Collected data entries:
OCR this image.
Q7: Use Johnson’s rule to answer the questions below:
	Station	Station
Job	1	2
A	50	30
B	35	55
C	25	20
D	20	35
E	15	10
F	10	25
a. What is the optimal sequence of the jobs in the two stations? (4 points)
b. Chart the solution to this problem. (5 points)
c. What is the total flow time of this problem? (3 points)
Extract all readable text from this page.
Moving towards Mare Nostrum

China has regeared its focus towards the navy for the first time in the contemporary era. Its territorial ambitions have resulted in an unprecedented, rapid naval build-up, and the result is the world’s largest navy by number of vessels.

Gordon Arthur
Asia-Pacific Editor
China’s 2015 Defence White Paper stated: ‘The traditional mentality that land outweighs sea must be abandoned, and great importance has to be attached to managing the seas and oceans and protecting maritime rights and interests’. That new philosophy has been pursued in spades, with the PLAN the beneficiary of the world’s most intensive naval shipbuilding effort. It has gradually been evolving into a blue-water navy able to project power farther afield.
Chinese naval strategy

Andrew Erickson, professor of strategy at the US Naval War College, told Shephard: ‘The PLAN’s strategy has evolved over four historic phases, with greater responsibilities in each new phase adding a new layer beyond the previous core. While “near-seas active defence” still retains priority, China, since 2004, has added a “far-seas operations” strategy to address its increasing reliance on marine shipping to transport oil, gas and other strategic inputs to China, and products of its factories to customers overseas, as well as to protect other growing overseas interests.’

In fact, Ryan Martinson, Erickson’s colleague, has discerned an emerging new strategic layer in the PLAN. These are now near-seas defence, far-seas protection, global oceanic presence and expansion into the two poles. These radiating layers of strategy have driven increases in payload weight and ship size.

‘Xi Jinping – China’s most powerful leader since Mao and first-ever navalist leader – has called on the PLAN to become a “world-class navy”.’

WHAT YOU NEED TO DO — Working from the material above, retype it in its entirety without change.

TASK RESPONSE —
OCR this image.
Q7: Use Johnson’s rule to answer the questions below:
	Station	Station
Job	1	2
A	50	30
B	35	55
C	25	20
D	20	35
E	15	10
F	10	25
a. What is the optimal sequence of the jobs in the two stations? (4 points)
b. Chart the solution to this problem. (5 points)
c. What is the total flow time of this problem? (3 points)
Extract all readable text from this page.
Moving towards Mare Nostrum

China has regeared its focus towards the navy for the first time in the contemporary era. Its territorial ambitions have resulted in an unprecedented, rapid naval build-up, and the result is the world’s largest navy by number of vessels.

Gordon Arthur
Asia-Pacific Editor
China’s 2015 Defence White Paper stated: ‘The traditional mentality that land outweighs sea must be abandoned, and great importance has to be attached to managing the seas and oceans and protecting maritime rights and interests’. That new philosophy has been pursued in spades, with the PLAN the beneficiary of the world’s most intensive naval shipbuilding effort. It has gradually been evolving into a blue-water navy able to project power farther afield.
Chinese naval strategy

Andrew Erickson, professor of strategy at the US Naval War College, told Shephard: ‘The PLAN’s strategy has evolved over four historic phases, with greater responsibilities in each new phase adding a new layer beyond the previous core. While “near-seas active defence” still retains priority, China, since 2004, has added a “far-seas operations” strategy to address its increasing reliance on marine shipping to transport oil, gas and other strategic inputs to China, and products of its factories to customers overseas, as well as to protect other growing overseas interests.’

In fact, Ryan Martinson, Erickson’s colleague, has discerned an emerging new strategic layer in the PLAN. These are now near-seas defence, far-seas protection, global oceanic presence and expansion into the two poles. These radiating layers of strategy have driven increases in payload weight and ship size.

‘Xi Jinping – China’s most powerful leader since Mao and first-ever navalist leader – has called on the PLAN to become a “world-class navy”.’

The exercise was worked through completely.